___ Passage to read ___
FIGURE 9.7: Summary of user-independent model after freezing first convolutional layer.

After printing the summary (Figure 9.7), note that the number of trainable and non-trainable parameters has changed. Now, the non-trainable parameters are \(104\) (before they were \(0\)). These \(104\) parameters correspond to the first convolutional layer but this time they will not be updated during the gradient descent training phase.

The following code will retrain the model using the adaptive data but keeping the first convolutional layer fixed.

# Update model with adaptive data.
history <- adaptive.model %>% fit(
  target.adaptive.x, target.adaptive.y,
  epochs = 50,
  batch_size = 8,
  validation_split = 0,
  verbose = 1,
  view_metrics = TRUE
)
Note that this time the validation_split was set to \(0\). This is because the target user data set is very small so there is not enough data to use as validation set. One possible approach to overcome this is to leave a percentage of users out when building the train set for the user-independent model. Then, use those left-out users to find which are the most appropriate layers to keep frozen. Once you are happy with the results, evaluate the model on the target user.
# Compute performance (accuracy) on the target user test set.
adaptive.model %>% evaluate(target.test.x, target.test.y)
#>      loss  accuracy 
#> 0.5173104 0.8548387

If we evaluate the adaptive model’s performance on the target’s user test set, the accuracy is \(85.4\%\) which is a considerable increase! (\(\approx 25\%\) increase).

At this point, you may be wondering whether this accuracy increase was due to the fact that the model was trained for an additional \(50\) epochs. To validate this, we can re-train the initial user-independent model for \(50\) more epochs.

retrained_model <- load_model_hdf5("user-independent.hdf5")

# Fit the user-independent model for 50 more epochs.
history <- retrained_model %>% fit(
  train.x, train.y,
  epochs = 50,
  batch_size = 8,
  validation_split = 0.15,
  verbose = 1,
  view_metrics = TRUE
)

# Compute performance (accuracy) on the target user test set.
___ Information ___
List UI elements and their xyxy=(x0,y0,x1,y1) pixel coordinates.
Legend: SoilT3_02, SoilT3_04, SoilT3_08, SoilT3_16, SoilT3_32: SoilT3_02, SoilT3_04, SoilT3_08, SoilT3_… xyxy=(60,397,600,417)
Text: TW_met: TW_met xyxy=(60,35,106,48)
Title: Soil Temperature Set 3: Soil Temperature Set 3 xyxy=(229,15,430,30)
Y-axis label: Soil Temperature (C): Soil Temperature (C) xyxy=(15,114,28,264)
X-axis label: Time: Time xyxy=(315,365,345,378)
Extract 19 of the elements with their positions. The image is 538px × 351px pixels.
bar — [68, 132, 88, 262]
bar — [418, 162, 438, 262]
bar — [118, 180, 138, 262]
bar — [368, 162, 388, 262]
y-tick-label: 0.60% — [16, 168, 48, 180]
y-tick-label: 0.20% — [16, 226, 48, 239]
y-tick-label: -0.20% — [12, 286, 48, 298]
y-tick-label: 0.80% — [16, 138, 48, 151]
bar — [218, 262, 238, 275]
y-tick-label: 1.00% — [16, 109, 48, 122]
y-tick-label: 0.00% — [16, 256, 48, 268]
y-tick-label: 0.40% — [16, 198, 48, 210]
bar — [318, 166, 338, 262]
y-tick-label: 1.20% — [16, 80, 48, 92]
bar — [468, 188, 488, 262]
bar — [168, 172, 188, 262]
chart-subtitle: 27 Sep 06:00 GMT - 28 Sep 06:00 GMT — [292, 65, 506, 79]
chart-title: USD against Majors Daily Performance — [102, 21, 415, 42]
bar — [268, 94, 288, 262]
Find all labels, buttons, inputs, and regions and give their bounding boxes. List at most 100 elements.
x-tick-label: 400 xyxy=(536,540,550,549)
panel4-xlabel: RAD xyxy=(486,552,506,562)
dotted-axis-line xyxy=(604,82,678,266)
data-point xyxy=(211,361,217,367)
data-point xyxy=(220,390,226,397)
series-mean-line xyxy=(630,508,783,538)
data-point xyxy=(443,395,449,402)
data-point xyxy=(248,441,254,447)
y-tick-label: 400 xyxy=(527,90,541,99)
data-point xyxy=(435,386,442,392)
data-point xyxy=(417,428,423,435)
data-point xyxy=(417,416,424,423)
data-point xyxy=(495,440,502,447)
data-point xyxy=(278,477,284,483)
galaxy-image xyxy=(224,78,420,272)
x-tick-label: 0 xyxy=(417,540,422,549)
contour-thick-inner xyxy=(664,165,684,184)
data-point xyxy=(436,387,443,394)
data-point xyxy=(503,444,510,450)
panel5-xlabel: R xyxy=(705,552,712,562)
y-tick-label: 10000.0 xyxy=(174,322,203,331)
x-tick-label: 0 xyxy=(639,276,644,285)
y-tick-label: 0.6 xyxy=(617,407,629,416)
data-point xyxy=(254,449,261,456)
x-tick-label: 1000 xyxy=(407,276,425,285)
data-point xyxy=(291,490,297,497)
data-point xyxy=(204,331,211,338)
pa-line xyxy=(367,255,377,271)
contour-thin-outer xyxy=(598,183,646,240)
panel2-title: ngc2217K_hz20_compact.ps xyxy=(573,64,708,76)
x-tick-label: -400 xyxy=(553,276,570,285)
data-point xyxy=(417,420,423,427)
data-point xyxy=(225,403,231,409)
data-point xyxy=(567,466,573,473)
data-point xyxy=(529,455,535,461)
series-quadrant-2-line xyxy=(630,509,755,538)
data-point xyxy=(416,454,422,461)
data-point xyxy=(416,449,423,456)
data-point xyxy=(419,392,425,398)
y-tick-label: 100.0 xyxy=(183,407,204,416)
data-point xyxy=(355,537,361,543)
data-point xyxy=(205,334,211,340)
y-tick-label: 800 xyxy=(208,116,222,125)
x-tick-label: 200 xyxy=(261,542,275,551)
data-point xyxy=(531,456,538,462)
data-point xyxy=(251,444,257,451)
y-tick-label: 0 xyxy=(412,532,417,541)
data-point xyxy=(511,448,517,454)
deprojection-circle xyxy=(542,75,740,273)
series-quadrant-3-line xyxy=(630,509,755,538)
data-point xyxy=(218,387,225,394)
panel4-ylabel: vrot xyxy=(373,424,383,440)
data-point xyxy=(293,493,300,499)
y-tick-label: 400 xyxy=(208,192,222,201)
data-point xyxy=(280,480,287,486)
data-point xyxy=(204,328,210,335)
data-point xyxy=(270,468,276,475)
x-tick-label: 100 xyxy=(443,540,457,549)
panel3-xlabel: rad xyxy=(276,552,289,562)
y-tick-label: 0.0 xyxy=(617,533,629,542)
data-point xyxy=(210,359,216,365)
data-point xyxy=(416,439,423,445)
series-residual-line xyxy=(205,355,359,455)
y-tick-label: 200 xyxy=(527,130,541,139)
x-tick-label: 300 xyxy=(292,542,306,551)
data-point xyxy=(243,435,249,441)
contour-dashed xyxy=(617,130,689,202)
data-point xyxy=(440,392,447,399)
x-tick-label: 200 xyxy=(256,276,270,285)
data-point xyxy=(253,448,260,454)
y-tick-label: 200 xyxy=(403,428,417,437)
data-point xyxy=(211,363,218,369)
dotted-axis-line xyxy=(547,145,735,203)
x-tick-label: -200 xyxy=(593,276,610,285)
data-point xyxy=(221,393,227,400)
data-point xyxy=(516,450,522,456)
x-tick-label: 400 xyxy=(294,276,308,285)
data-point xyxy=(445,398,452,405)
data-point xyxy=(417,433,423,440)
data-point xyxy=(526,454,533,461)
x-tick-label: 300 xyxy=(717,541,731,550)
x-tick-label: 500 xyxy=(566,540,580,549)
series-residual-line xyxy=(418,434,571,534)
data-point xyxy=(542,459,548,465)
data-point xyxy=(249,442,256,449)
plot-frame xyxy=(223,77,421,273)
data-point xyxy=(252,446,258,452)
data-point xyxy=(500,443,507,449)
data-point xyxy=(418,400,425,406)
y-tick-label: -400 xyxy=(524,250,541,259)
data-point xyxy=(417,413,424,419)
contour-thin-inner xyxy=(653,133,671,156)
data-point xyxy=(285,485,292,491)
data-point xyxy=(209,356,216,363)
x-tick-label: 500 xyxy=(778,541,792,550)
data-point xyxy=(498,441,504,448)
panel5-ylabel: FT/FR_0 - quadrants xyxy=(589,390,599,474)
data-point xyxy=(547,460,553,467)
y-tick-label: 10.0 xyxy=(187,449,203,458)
___
▶ Tasks to perform:
• A. In the text on adapting the model, restate the paragraph beginning "Note that this time the validation_split" as a short bulleted list that keeps its main facts.
• B. From the text on adapting the model, list every named argument, with its value, passed to the fit call that updates the model with adaptive data.
The records are not needed for any of this work.

▶ Task results:
• A.
- validation_split was set to 0 this time.
- The target user data set is too small to provide a validation set.
- One workaround is to leave a percentage of users out when building the train set for the user-independent model.
- Those left-out users can then be used to find the most appropriate layers to keep frozen.
- Once the results are satisfactory, the model is evaluated on the target user.

• B.
- epochs = 50
- batch_size = 8
- validation_split = 0
- verbose = 1
- view_metrics = TRUE